RECORDS FOR THE EXERCISE:
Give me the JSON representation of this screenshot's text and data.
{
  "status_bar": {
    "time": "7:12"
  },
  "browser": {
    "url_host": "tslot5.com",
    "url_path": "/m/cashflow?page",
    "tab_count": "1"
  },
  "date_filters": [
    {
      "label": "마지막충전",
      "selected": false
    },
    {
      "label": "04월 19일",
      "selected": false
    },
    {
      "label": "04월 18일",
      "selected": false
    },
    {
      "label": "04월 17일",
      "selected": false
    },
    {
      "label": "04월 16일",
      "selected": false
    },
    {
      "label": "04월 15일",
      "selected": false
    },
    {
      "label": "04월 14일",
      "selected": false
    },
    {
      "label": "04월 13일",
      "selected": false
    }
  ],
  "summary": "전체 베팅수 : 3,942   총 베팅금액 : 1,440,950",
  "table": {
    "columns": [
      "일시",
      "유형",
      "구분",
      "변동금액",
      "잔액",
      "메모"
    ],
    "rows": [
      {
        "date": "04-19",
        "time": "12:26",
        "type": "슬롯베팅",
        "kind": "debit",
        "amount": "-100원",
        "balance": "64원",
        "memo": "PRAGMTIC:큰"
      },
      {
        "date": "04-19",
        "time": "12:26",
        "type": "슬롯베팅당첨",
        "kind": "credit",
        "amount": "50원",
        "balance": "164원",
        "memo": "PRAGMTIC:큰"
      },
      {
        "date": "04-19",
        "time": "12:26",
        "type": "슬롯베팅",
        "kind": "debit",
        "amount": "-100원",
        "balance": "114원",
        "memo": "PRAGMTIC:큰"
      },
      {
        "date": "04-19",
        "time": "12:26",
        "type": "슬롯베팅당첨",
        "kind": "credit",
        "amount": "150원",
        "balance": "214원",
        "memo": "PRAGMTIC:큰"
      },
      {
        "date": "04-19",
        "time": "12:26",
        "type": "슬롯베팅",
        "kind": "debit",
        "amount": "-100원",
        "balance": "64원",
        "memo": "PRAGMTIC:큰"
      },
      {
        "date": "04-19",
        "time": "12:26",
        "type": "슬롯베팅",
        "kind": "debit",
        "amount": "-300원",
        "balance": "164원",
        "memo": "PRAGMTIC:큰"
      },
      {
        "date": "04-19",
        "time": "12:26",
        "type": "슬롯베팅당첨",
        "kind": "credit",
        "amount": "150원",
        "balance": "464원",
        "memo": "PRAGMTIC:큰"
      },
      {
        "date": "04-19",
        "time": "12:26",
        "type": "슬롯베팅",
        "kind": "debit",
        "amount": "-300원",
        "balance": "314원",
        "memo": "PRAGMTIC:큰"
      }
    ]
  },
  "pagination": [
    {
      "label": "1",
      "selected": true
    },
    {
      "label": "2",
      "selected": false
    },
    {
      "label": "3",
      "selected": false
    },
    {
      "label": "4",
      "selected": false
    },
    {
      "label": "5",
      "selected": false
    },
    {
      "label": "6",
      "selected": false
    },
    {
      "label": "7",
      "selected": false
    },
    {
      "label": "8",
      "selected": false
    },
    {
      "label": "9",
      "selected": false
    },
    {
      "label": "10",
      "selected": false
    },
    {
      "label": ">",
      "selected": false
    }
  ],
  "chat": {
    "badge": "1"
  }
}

PROMPT:
Write out all of the records above exactly as they appear.

RESPONSE TO THE TASK:
Give me the JSON representation of this screenshot's text and data.
{
  "status_bar": {
    "time": "7:12"
  },
  "browser": {
    "url_host": "tslot5.com",
    "url_path": "/m/cashflow?page",
    "tab_count": "1"
  },
  "date_filters": [
    {
      "label": "마지막충전",
      "selected": false
    },
    {
      "label": "04월 19일",
      "selected": false
    },
    {
      "label": "04월 18일",
      "selected": false
    },
    {
      "label": "04월 17일",
      "selected": false
    },
    {
      "label": "04월 16일",
      "selected": false
    },
    {
      "label": "04월 15일",
      "selected": false
    },
    {
      "label": "04월 14일",
      "selected": false
    },
    {
      "label": "04월 13일",
      "selected": false
    }
  ],
  "summary": "전체 베팅수 : 3,942   총 베팅금액 : 1,440,950",
  "table": {
    "columns": [
      "일시",
      "유형",
      "구분",
      "변동금액",
      "잔액",
      "메모"
    ],
    "rows": [
      {
        "date": "04-19",
        "time": "12:26",
        "type": "슬롯베팅",
        "kind": "debit",
        "amount": "-100원",
        "balance": "64원",
        "memo": "PRAGMTIC:큰"
      },
      {
        "date": "04-19",
        "time": "12:26",
        "type": "슬롯베팅당첨",
        "kind": "credit",
        "amount": "50원",
        "balance": "164원",
        "memo": "PRAGMTIC:큰"
      },
      {
        "date": "04-19",
        "time": "12:26",
        "type": "슬롯베팅",
        "kind": "debit",
        "amount": "-100원",
        "balance": "114원",
        "memo": "PRAGMTIC:큰"
      },
      {
        "date": "04-19",
        "time": "12:26",
        "type": "슬롯베팅당첨",
        "kind": "credit",
        "amount": "150원",
        "balance": "214원",
        "memo": "PRAGMTIC:큰"
      },
      {
        "date": "04-19",
        "time": "12:26",
        "type": "슬롯베팅",
        "kind": "debit",
        "amount": "-100원",
        "balance": "64원",
        "memo": "PRAGMTIC:큰"
      },
      {
        "date": "04-19",
        "time": "12:26",
        "type": "슬롯베팅",
        "kind": "debit",
        "amount": "-300원",
        "balance": "164원",
        "memo": "PRAGMTIC:큰"
      },
      {
        "date": "04-19",
        "time": "12:26",
        "type": "슬롯베팅당첨",
        "kind": "credit",
        "amount": "150원",
        "balance": "464원",
        "memo": "PRAGMTIC:큰"
      },
      {
        "date": "04-19",
        "time": "12:26",
        "type": "슬롯베팅",
        "kind": "debit",
        "amount": "-300원",
        "balance": "314원",
        "memo": "PRAGMTIC:큰"
      }
    ]
  },
  "pagination": [
    {
      "label": "1",
      "selected": true
    },
    {
      "label": "2",
      "selected": false
    },
    {
      "label": "3",
      "selected": false
    },
    {
      "label": "4",
      "selected": false
    },
    {
      "label": "5",
      "selected": false
    },
    {
      "label": "6",
      "selected": false
    },
    {
      "label": "7",
      "selected": false
    },
    {
      "label": "8",
      "selected": false
    },
    {
      "label": "9",
      "selected": false
    },
    {
      "label": "10",
      "selected": false
    },
    {
      "label": ">",
      "selected": false
    }
  ],
  "chat": {
    "badge": "1"
  }
}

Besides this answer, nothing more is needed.